-- START OF Records provided --

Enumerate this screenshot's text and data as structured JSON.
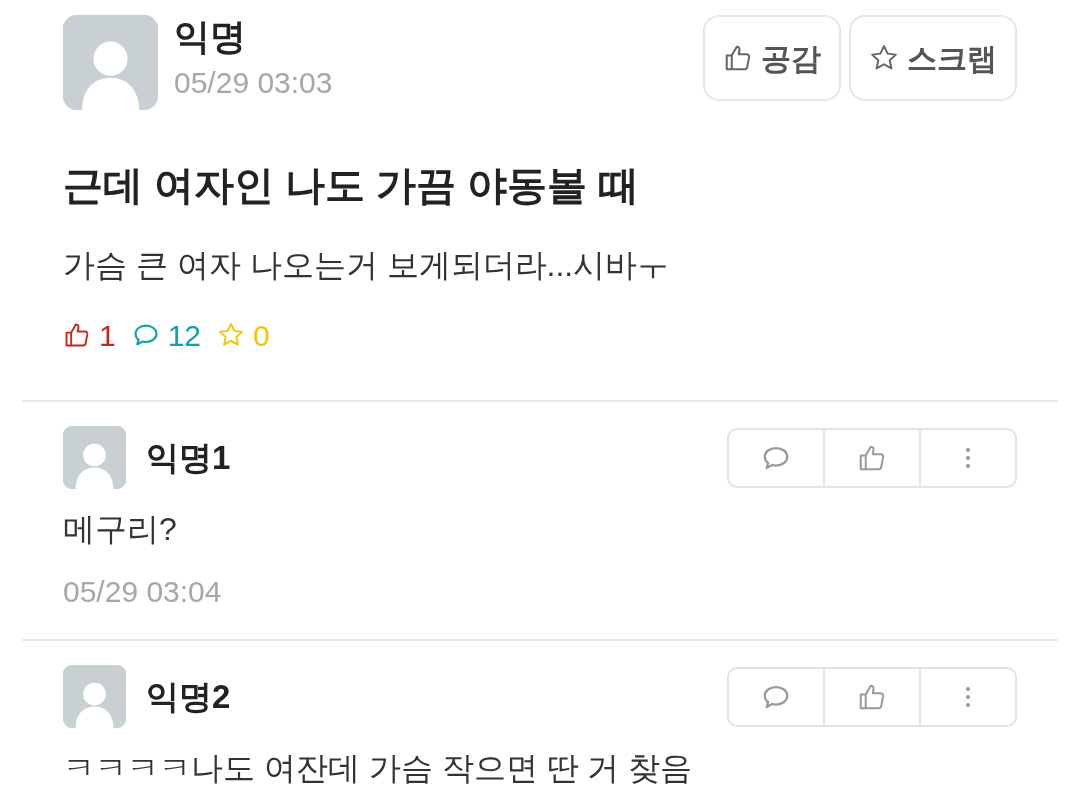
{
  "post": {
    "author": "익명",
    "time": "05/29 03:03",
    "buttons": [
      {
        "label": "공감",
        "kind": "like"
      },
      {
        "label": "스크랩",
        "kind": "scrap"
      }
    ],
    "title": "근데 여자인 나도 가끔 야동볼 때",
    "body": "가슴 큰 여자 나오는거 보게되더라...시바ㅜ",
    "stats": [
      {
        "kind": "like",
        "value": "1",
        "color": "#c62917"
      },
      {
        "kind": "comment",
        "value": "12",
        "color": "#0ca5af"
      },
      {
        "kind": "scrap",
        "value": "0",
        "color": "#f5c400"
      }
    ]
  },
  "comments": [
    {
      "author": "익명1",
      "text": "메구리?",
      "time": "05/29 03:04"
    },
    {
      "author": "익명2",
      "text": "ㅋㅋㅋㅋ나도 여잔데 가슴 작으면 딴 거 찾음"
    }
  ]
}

-- END OF Records provided --
-- START OF Records provided --

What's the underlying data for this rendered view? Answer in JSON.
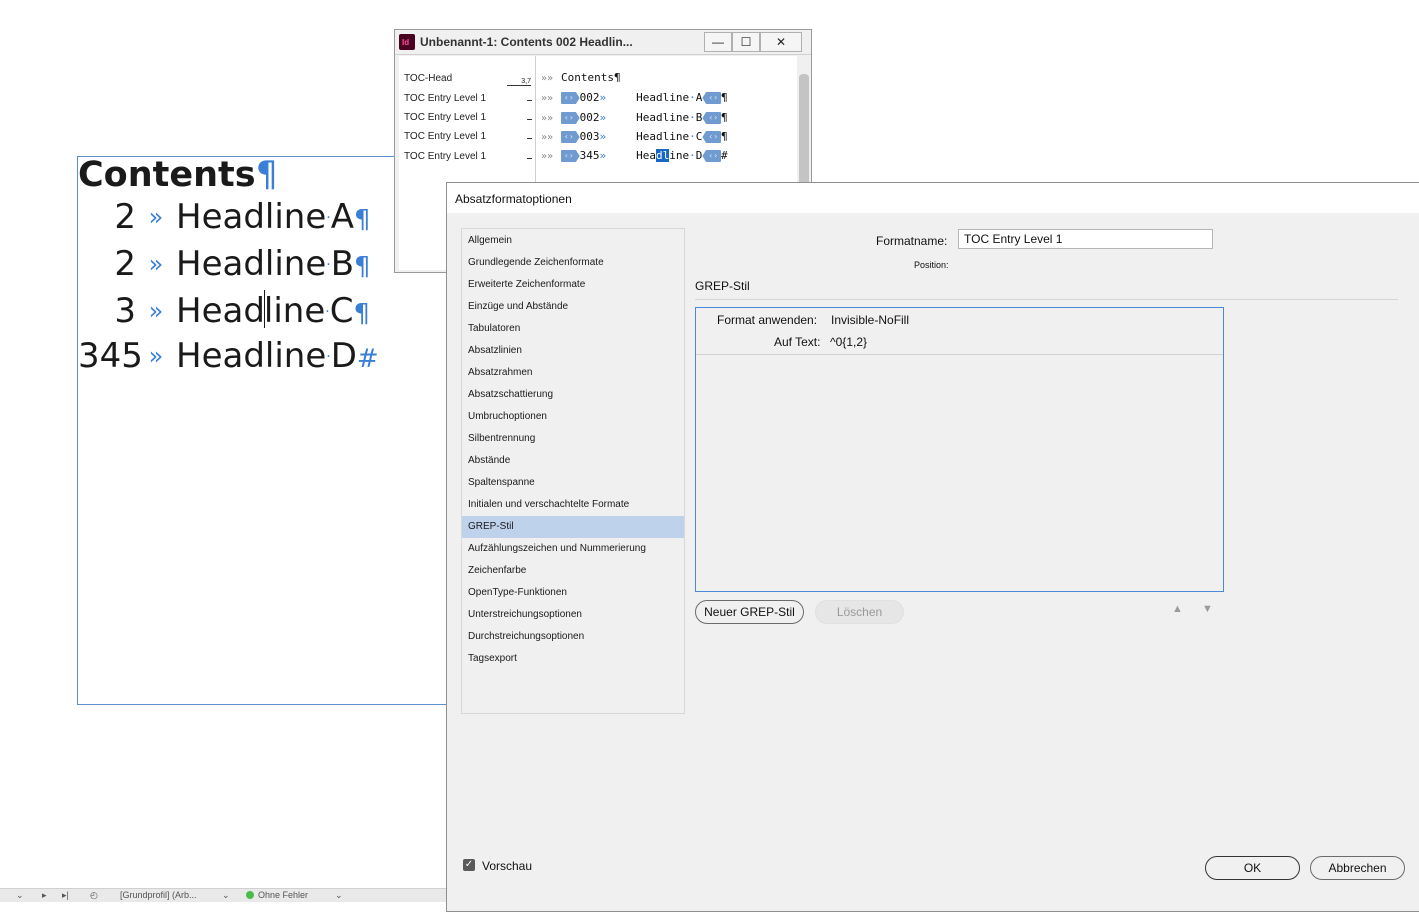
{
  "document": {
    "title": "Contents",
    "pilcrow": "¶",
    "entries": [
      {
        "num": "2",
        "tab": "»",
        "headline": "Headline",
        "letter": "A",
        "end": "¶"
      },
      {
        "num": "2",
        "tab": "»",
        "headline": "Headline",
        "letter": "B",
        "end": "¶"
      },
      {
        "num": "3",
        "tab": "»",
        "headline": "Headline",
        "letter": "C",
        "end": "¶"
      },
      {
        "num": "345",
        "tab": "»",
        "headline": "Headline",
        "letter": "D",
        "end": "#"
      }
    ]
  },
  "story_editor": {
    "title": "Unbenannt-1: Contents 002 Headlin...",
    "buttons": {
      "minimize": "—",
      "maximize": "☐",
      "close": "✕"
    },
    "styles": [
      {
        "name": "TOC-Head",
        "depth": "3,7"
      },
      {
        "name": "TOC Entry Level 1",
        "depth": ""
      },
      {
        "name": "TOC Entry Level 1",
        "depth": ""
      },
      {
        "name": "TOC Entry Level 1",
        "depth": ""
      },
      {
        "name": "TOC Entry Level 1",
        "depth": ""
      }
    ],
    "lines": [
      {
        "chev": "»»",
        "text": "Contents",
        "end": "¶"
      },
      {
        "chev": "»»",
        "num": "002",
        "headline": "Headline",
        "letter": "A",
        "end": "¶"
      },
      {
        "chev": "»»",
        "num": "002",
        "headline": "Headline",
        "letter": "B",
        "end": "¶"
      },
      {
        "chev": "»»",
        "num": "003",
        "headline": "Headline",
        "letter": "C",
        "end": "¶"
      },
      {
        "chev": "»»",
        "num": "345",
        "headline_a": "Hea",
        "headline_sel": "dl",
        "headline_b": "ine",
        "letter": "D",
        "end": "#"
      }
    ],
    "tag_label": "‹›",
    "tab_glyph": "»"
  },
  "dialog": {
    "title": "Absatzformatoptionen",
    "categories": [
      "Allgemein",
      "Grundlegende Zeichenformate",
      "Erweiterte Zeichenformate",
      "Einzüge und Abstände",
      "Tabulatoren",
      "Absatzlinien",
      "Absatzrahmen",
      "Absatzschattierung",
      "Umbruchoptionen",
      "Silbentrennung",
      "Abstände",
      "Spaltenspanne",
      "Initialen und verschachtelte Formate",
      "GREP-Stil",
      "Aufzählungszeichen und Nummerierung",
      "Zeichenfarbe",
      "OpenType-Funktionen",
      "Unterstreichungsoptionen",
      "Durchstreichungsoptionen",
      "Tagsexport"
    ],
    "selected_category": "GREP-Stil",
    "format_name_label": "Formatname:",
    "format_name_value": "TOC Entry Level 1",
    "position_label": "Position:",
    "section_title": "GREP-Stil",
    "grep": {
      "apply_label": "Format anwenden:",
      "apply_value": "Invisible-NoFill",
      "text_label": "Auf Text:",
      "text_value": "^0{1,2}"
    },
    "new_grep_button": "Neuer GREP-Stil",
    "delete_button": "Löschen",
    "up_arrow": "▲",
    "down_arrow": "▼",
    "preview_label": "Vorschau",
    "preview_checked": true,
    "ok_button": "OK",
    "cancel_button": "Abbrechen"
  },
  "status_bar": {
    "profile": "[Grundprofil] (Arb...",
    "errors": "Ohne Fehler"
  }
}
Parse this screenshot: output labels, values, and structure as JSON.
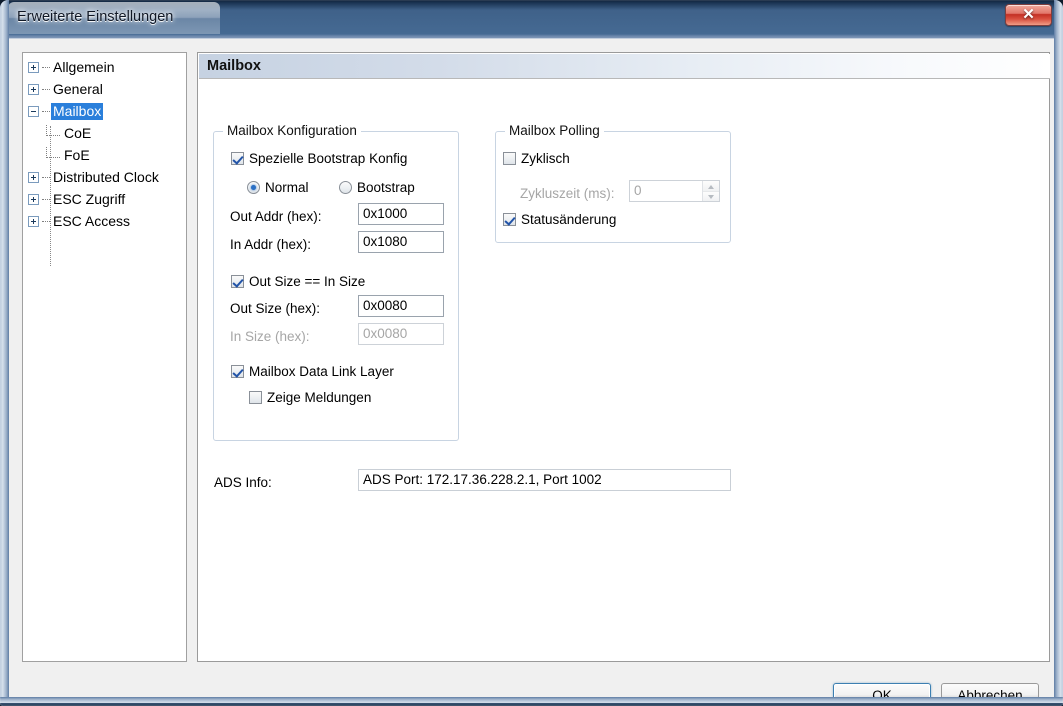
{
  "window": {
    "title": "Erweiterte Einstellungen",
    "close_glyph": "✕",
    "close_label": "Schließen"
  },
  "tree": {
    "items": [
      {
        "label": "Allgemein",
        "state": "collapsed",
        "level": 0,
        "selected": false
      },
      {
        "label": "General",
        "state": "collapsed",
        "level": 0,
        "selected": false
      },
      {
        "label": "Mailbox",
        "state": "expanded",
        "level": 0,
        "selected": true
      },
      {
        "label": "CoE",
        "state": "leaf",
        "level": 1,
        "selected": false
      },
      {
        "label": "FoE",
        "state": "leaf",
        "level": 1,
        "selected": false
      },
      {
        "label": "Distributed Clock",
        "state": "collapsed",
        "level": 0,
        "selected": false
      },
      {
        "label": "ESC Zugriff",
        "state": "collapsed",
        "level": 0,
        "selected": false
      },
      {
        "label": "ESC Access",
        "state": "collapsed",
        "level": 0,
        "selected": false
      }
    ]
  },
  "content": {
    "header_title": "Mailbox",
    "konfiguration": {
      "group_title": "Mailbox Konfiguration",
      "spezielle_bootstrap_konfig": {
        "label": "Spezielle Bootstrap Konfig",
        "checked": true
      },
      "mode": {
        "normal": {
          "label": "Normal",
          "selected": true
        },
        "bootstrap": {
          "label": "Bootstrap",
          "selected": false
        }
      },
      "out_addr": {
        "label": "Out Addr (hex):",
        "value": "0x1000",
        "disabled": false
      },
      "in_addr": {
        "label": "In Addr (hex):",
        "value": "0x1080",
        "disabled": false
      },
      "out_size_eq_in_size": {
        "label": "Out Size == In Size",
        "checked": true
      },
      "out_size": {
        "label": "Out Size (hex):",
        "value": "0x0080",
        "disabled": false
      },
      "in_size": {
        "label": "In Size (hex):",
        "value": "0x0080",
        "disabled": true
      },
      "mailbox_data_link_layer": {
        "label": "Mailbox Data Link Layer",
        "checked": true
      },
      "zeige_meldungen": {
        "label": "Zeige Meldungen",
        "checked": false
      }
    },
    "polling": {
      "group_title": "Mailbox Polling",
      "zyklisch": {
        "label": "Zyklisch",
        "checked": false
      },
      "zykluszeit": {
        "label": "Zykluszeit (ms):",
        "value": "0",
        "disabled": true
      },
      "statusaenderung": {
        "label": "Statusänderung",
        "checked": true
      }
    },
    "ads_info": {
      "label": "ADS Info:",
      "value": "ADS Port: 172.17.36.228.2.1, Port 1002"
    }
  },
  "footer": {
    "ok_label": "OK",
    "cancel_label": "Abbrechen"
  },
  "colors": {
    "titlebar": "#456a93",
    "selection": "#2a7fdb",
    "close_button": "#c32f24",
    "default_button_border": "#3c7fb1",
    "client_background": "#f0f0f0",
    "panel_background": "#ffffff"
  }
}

-- END OF Records provided --

- [The problem] Scan the material above for the word "kind". Copy each line where it occurs.

- [Reply to the task]
        "kind": "like"
        "kind": "scrap"
        "kind": "like",
        "kind": "comment",
        "kind": "scrap",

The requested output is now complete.